## DIRECTION
Read the listing and extract each line that includes the word "trata".

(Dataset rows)
============================================================
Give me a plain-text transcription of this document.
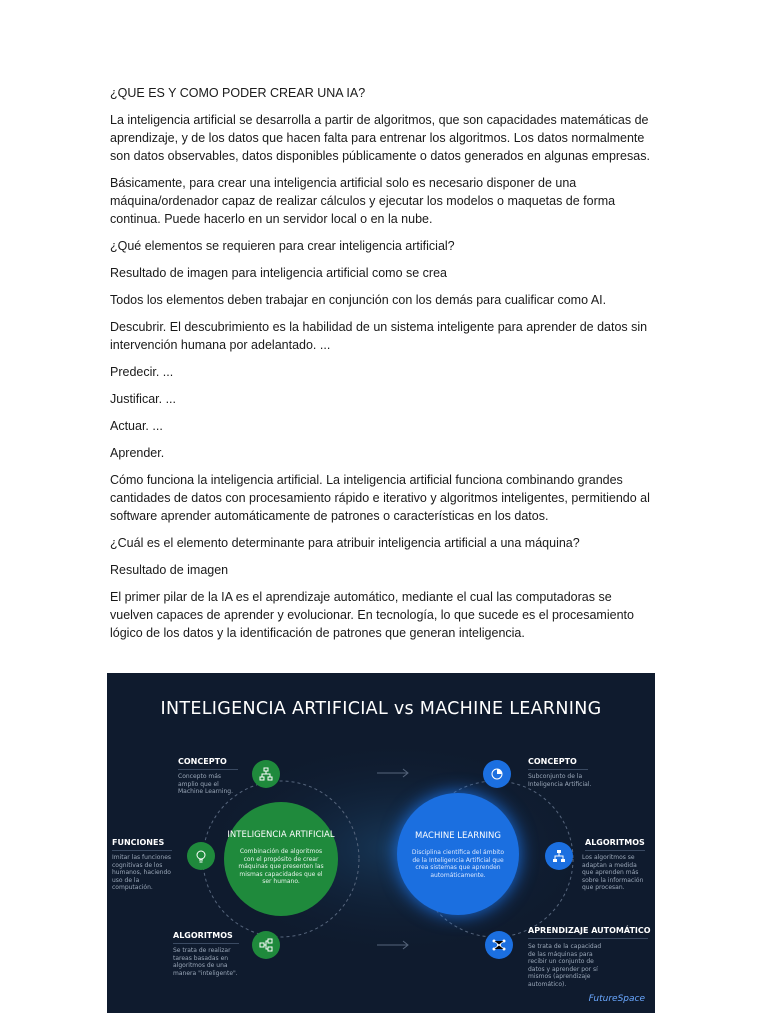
¿QUE ES Y COMO PODER CREAR UNA IA?

La inteligencia artificial se desarrolla a partir de algoritmos, que son capacidades matemáticas de aprendizaje, y de los datos que hacen falta para entrenar los algoritmos. Los datos normalmente son datos observables, datos disponibles públicamente o datos generados en algunas empresas.

Básicamente, para crear una inteligencia artificial solo es necesario disponer de una máquina/ordenador capaz de realizar cálculos y ejecutar los modelos o maquetas de forma continua. Puede hacerlo en un servidor local o en la nube.

¿Qué elementos se requieren para crear inteligencia artificial?

Resultado de imagen para inteligencia artificial como se crea

Todos los elementos deben trabajar en conjunción con los demás para cualificar como AI.

Descubrir. El descubrimiento es la habilidad de un sistema inteligente para aprender de datos sin intervención humana por adelantado. ...

Predecir. ...

Justificar. ...

Actuar. ...

Aprender.

Cómo funciona la inteligencia artificial. La inteligencia artificial funciona combinando grandes cantidades de datos con procesamiento rápido e iterativo y algoritmos inteligentes, permitiendo al software aprender automáticamente de patrones o características en los datos.

¿Cuál es el elemento determinante para atribuir inteligencia artificial a una máquina?

Resultado de imagen

El primer pilar de la IA es el aprendizaje automático, mediante el cual las computadoras se vuelven capaces de aprender y evolucionar. En tecnología, lo que sucede es el procesamiento lógico de los datos y la identificación de patrones que generan inteligencia.

INTELIGENCIA ARTIFICIAL vs MACHINE LEARNING
CONCEPTO
Concepto más amplio que el Machine Learning.
FUNCIONES
Imitar las funciones cognitivas de los humanos, haciendo uso de la computación.
ALGORITMOS
Se trata de realizar tareas basadas en algoritmos de una manera "inteligente".
CONCEPTO
Subconjunto de la Inteligencia Artificial.
ALGORITMOS
Los algoritmos se adaptan a medida que aprenden más sobre la información que procesan.
APRENDIZAJE AUTOMÁTICO
Se trata de la capacidad de las máquinas para recibir un conjunto de datos y aprender por sí mismos (aprendizaje automático).
INTELIGENCIA ARTIFICIAL
Combinación de algoritmos con el propósito de crear máquinas que presenten las mismas capacidades que el ser humano.
MACHINE LEARNING
Disciplina científica del ámbito de la Inteligencia Artificial que crea sistemas que aprenden automáticamente.
FutureSpace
============================================================
## FULL SOLUTION
Se trata de realizar tareas basadas en algoritmos de una manera "inteligente".
Se trata de la capacidad de las máquinas para recibir un conjunto de datos y aprender por sí mismos (aprendizaje automático).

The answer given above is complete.